Your instructions -> Return each line containing "JSON".
═════ Available records
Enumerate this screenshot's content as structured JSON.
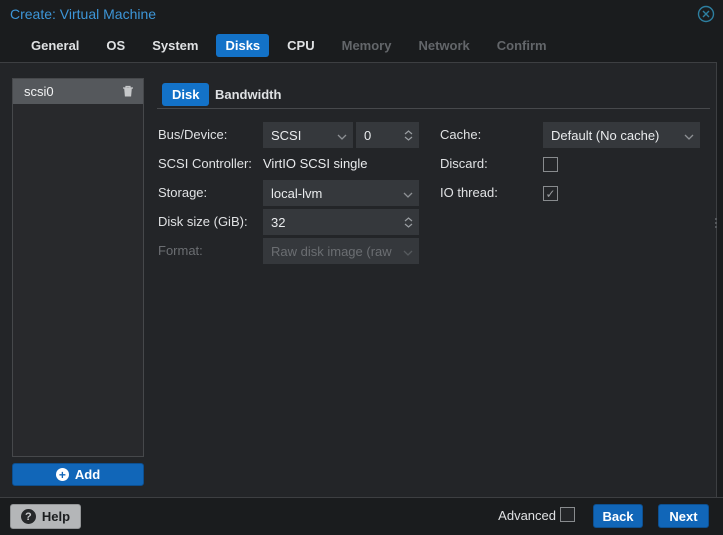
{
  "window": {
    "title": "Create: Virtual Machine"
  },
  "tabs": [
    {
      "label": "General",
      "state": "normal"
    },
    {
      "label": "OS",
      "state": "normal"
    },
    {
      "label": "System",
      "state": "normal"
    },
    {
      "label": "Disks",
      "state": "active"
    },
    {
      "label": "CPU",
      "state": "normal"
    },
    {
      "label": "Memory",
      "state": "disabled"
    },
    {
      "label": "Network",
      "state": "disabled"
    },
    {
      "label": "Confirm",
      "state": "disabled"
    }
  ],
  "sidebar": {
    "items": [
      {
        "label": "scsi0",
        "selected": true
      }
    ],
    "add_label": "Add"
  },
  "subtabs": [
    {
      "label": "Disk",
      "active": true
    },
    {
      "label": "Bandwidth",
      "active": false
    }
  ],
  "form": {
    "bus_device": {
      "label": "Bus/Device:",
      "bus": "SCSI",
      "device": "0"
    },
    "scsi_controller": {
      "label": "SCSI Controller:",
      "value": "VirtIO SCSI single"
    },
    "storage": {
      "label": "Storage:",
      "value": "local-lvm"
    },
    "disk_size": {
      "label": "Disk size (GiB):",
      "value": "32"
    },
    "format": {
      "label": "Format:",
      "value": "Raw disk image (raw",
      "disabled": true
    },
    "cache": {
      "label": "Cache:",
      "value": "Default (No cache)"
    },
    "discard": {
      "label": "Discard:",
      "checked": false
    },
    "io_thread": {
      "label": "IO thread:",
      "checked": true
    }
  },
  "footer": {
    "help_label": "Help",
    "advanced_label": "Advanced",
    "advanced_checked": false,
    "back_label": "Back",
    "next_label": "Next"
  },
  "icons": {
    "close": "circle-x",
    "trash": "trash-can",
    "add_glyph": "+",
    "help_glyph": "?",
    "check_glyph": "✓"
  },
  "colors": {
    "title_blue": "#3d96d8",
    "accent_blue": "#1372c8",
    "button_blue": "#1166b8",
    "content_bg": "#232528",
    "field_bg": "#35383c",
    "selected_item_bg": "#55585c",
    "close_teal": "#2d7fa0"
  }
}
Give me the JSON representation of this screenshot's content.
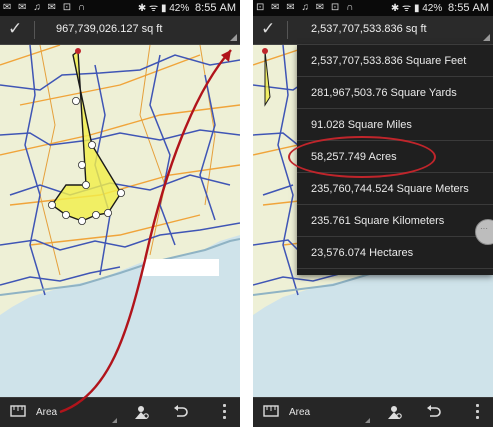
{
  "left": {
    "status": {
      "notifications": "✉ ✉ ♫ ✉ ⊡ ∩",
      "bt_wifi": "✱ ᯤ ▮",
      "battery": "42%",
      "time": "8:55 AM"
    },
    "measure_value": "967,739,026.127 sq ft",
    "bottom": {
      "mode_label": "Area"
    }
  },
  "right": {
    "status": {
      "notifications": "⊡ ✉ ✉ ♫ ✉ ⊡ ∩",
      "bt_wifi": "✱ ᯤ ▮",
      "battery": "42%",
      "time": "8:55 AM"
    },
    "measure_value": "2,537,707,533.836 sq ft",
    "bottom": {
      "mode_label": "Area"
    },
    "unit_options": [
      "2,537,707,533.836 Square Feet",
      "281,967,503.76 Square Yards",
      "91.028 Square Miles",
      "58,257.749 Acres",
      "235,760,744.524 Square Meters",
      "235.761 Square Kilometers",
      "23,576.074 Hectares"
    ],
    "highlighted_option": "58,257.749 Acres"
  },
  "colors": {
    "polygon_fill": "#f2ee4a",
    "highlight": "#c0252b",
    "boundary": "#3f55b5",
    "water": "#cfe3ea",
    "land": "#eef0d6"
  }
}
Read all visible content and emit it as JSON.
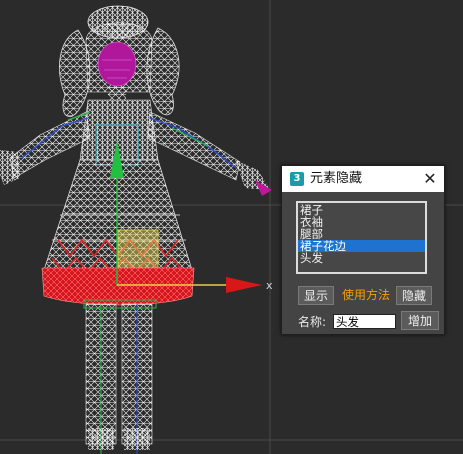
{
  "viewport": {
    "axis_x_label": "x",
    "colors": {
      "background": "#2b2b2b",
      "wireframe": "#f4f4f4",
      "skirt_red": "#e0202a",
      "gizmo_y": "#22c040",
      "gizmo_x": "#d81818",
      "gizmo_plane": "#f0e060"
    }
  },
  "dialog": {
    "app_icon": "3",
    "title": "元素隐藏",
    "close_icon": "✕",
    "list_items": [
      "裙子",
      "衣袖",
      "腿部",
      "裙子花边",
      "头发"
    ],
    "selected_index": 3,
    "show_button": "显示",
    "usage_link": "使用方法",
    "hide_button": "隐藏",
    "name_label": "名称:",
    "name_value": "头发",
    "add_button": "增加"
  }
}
══════════
Answer to the problem ->
Enumerate this screenshot's content as structured JSON.
Give me the JSON representation of this screenshot's content.
Read all visible content and emit it as JSON.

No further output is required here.